**AUFGABENBESCHREIBUNG**
Schreibe sämtliche Zeilen des nachstehenden Materials wortgetreu ab.

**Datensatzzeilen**
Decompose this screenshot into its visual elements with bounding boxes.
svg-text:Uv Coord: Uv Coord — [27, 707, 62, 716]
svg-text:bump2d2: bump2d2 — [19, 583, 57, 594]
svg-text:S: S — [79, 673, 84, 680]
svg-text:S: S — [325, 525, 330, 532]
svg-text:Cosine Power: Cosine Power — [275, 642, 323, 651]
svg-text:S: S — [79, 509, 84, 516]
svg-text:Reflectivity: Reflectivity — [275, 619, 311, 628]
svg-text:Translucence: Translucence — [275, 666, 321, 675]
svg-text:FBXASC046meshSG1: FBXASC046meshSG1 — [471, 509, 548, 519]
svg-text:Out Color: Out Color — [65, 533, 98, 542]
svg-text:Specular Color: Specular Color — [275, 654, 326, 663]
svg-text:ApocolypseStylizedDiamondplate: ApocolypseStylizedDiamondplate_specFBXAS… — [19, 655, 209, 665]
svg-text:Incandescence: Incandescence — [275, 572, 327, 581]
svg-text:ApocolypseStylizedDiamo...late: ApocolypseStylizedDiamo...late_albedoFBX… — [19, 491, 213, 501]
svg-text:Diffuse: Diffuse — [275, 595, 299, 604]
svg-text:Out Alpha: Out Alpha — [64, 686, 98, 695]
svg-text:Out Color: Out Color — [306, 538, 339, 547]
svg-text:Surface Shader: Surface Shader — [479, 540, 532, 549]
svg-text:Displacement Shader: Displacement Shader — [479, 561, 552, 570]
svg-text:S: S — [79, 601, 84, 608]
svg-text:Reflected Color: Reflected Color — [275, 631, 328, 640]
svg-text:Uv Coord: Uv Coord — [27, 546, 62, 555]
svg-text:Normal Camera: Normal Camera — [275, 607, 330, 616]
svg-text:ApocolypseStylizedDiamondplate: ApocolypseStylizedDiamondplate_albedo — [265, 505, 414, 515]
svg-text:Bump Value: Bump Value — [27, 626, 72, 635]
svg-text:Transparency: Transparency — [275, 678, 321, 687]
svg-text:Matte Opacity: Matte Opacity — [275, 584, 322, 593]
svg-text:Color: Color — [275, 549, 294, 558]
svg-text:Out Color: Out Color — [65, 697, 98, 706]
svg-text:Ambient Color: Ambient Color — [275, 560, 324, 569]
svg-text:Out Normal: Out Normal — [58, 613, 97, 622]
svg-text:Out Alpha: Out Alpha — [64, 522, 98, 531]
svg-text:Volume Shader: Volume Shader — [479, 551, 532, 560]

**ERGEBNIS**
Decompose this screenshot into its visual elements with bounding boxes.
svg-text:Uv Coord: Uv Coord — [27, 707, 62, 716]
svg-text:bump2d2: bump2d2 — [19, 583, 57, 594]
svg-text:S: S — [79, 673, 84, 680]
svg-text:S: S — [325, 525, 330, 532]
svg-text:Cosine Power: Cosine Power — [275, 642, 323, 651]
svg-text:S: S — [79, 509, 84, 516]
svg-text:Reflectivity: Reflectivity — [275, 619, 311, 628]
svg-text:Translucence: Translucence — [275, 666, 321, 675]
svg-text:FBXASC046meshSG1: FBXASC046meshSG1 — [471, 509, 548, 519]
svg-text:Out Color: Out Color — [65, 533, 98, 542]
svg-text:Specular Color: Specular Color — [275, 654, 326, 663]
svg-text:ApocolypseStylizedDiamondplate: ApocolypseStylizedDiamondplate_specFBXAS… — [19, 655, 209, 665]
svg-text:Incandescence: Incandescence — [275, 572, 327, 581]
svg-text:ApocolypseStylizedDiamo...late: ApocolypseStylizedDiamo...late_albedoFBX… — [19, 491, 213, 501]
svg-text:Diffuse: Diffuse — [275, 595, 299, 604]
svg-text:Out Alpha: Out Alpha — [64, 686, 98, 695]
svg-text:Out Color: Out Color — [306, 538, 339, 547]
svg-text:Surface Shader: Surface Shader — [479, 540, 532, 549]
svg-text:Displacement Shader: Displacement Shader — [479, 561, 552, 570]
svg-text:S: S — [79, 601, 84, 608]
svg-text:Reflected Color: Reflected Color — [275, 631, 328, 640]
svg-text:Uv Coord: Uv Coord — [27, 546, 62, 555]
svg-text:Normal Camera: Normal Camera — [275, 607, 330, 616]
svg-text:ApocolypseStylizedDiamondplate: ApocolypseStylizedDiamondplate_albedo — [265, 505, 414, 515]
svg-text:Bump Value: Bump Value — [27, 626, 72, 635]
svg-text:Transparency: Transparency — [275, 678, 321, 687]
svg-text:Matte Opacity: Matte Opacity — [275, 584, 322, 593]
svg-text:Color: Color — [275, 549, 294, 558]
svg-text:Out Color: Out Color — [65, 697, 98, 706]
svg-text:Ambient Color: Ambient Color — [275, 560, 324, 569]
svg-text:Out Normal: Out Normal — [58, 613, 97, 622]
svg-text:Out Alpha: Out Alpha — [64, 522, 98, 531]
svg-text:Volume Shader: Volume Shader — [479, 551, 532, 560]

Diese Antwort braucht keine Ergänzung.